Exercise requirements:
Read through the listing and copy every line that contains the word "Marg".
'''
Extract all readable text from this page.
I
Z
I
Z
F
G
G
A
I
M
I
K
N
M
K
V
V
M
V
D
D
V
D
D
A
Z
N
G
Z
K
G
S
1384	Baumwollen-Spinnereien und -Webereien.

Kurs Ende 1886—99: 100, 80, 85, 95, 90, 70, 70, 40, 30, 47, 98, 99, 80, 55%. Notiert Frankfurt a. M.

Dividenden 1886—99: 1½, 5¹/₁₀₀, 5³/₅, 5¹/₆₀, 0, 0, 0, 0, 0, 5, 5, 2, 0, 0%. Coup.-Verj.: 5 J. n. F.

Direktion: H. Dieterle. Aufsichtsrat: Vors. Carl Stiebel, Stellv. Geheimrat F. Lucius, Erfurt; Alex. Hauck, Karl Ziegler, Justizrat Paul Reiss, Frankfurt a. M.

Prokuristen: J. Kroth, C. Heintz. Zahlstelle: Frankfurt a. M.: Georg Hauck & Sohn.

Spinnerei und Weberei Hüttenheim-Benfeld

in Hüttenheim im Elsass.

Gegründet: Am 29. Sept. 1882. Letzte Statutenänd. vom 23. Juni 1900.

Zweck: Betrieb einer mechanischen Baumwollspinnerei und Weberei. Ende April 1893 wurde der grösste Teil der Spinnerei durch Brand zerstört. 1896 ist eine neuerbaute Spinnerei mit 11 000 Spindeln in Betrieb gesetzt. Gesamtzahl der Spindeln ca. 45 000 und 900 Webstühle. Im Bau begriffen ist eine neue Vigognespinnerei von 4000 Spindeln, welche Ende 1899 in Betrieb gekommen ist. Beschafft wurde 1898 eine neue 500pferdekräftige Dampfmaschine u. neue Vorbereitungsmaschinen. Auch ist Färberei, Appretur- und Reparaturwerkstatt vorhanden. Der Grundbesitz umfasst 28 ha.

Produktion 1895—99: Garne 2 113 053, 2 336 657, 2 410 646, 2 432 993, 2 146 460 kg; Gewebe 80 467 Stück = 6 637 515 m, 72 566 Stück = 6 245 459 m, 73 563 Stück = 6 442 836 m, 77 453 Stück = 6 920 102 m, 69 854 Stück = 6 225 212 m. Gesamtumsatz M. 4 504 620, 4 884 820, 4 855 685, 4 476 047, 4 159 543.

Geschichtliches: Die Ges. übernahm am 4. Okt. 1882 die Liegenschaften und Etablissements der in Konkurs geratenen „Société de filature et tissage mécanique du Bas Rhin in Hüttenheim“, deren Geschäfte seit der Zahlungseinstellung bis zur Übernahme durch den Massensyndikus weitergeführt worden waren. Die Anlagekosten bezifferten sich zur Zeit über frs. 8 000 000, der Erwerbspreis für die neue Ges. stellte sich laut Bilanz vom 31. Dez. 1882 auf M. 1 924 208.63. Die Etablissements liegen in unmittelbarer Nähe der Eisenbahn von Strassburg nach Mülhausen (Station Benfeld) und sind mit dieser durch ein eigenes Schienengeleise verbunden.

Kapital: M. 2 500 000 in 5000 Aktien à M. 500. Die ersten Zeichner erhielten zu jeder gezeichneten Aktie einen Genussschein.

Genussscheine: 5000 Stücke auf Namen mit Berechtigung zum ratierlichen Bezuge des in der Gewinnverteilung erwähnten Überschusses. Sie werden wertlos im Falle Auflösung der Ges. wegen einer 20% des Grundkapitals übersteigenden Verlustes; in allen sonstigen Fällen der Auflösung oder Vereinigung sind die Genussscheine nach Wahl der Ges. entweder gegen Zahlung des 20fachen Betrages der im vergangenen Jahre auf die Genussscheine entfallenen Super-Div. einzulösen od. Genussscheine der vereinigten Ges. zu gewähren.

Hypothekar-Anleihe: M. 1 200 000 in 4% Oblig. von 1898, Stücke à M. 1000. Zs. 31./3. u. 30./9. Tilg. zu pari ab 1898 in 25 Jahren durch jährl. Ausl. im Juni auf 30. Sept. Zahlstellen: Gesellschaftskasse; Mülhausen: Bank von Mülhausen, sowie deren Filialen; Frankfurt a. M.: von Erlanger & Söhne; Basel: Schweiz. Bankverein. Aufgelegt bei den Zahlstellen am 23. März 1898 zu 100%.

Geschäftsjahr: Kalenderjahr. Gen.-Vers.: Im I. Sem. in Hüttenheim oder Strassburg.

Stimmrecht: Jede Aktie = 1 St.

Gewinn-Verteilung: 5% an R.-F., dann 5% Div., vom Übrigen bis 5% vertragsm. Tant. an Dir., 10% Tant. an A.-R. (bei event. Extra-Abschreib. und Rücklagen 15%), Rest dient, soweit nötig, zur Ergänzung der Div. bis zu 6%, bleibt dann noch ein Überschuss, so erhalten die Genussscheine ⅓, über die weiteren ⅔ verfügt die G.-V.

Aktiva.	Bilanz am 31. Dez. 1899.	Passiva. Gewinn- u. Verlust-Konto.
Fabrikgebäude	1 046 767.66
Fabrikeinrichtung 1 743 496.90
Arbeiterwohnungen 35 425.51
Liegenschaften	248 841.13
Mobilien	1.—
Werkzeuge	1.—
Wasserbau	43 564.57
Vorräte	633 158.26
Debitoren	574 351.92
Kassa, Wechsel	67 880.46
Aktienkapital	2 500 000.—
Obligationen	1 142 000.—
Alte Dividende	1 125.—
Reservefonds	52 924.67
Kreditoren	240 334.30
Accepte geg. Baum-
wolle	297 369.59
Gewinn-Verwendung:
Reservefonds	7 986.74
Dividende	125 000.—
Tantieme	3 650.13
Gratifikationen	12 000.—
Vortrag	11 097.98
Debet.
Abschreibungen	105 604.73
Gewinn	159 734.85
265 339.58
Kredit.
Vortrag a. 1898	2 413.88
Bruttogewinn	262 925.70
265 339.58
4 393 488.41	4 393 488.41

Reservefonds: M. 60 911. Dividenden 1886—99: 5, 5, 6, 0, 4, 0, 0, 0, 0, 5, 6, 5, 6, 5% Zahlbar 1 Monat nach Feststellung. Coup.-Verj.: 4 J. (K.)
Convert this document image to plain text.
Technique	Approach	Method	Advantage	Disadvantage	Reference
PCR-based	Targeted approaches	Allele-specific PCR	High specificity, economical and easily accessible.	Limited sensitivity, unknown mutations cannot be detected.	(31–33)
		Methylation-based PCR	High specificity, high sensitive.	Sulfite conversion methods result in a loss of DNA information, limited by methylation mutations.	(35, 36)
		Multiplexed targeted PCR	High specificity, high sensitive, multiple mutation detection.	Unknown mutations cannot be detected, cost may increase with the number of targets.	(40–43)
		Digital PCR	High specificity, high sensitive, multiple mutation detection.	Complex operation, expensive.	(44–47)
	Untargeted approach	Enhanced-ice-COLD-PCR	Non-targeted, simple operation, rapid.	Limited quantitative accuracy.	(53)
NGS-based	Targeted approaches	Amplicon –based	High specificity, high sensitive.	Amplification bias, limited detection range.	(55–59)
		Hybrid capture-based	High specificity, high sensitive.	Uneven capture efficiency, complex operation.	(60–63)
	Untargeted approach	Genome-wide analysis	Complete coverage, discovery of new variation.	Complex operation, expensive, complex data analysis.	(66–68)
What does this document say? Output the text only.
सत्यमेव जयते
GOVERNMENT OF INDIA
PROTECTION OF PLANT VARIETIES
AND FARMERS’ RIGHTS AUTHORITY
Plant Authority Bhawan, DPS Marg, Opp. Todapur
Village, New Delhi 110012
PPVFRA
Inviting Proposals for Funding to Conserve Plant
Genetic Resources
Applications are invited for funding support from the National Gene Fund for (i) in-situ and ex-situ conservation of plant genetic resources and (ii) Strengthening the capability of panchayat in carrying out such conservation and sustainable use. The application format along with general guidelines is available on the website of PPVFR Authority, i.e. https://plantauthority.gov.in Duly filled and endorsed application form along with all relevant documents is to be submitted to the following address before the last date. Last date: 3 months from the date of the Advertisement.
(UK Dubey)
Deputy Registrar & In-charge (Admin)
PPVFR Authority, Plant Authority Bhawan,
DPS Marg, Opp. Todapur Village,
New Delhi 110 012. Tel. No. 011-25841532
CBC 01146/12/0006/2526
'''
Completed exercise:
Plant Authority Bhawan, DPS Marg, Opp. Todapur
DPS Marg, Opp. Todapur Village,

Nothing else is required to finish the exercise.